Without the pictures, output the records below exactly as they are.

Dataset listings of figures →
>>>>>

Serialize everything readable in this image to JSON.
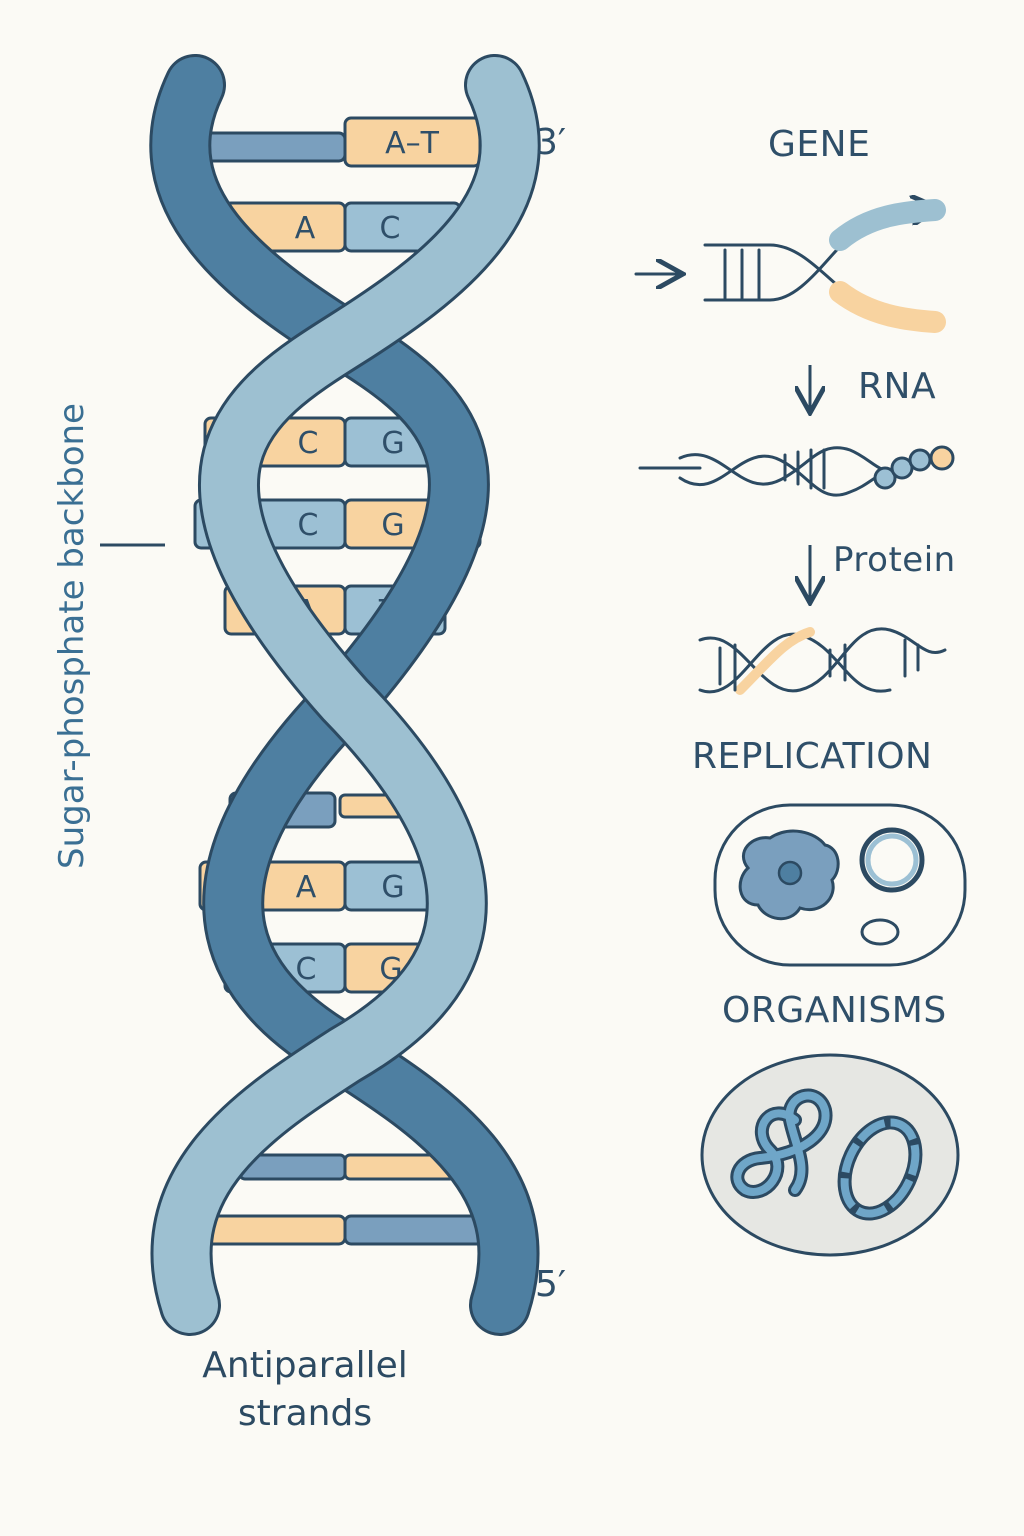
{
  "labels": {
    "three_prime": "3′",
    "five_prime": "5′",
    "backbone": "Sugar-phosphate backbone",
    "antiparallel_line1": "Antiparallel",
    "antiparallel_line2": "strands",
    "gene": "GENE",
    "rna": "RNA",
    "protein": "Protein",
    "replication": "REPLICATION",
    "organisms": "ORGANISMS"
  },
  "base_pairs": [
    {
      "left": "",
      "right": "A–T"
    },
    {
      "left": "A",
      "right": "C"
    },
    {
      "left": "C",
      "right": "G"
    },
    {
      "left": "C",
      "right": "G"
    },
    {
      "left": "A",
      "right": "T"
    },
    {
      "left": "",
      "right": ""
    },
    {
      "left": "A",
      "right": "G"
    },
    {
      "left": "C",
      "right": "G"
    },
    {
      "left": "",
      "right": ""
    },
    {
      "left": "",
      "right": ""
    }
  ],
  "colors": {
    "background": "#fbfaf5",
    "strand_dark": "#4e7fa1",
    "strand_light": "#9dc0d1",
    "outline": "#2c4a62",
    "base_orange": "#f8d3a0",
    "base_blue": "#9cc0d4",
    "base_dark_blue": "#7a9fbe"
  }
}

<<<<<

Exercise answer →
Serialize everything readable in this image to JSON.
{
  "labels": {
    "three_prime": "3′",
    "five_prime": "5′",
    "backbone": "Sugar-phosphate backbone",
    "antiparallel_line1": "Antiparallel",
    "antiparallel_line2": "strands",
    "gene": "GENE",
    "rna": "RNA",
    "protein": "Protein",
    "replication": "REPLICATION",
    "organisms": "ORGANISMS"
  },
  "base_pairs": [
    {
      "left": "",
      "right": "A–T"
    },
    {
      "left": "A",
      "right": "C"
    },
    {
      "left": "C",
      "right": "G"
    },
    {
      "left": "C",
      "right": "G"
    },
    {
      "left": "A",
      "right": "T"
    },
    {
      "left": "",
      "right": ""
    },
    {
      "left": "A",
      "right": "G"
    },
    {
      "left": "C",
      "right": "G"
    },
    {
      "left": "",
      "right": ""
    },
    {
      "left": "",
      "right": ""
    }
  ],
  "colors": {
    "background": "#fbfaf5",
    "strand_dark": "#4e7fa1",
    "strand_light": "#9dc0d1",
    "outline": "#2c4a62",
    "base_orange": "#f8d3a0",
    "base_blue": "#9cc0d4",
    "base_dark_blue": "#7a9fbe"
  }
}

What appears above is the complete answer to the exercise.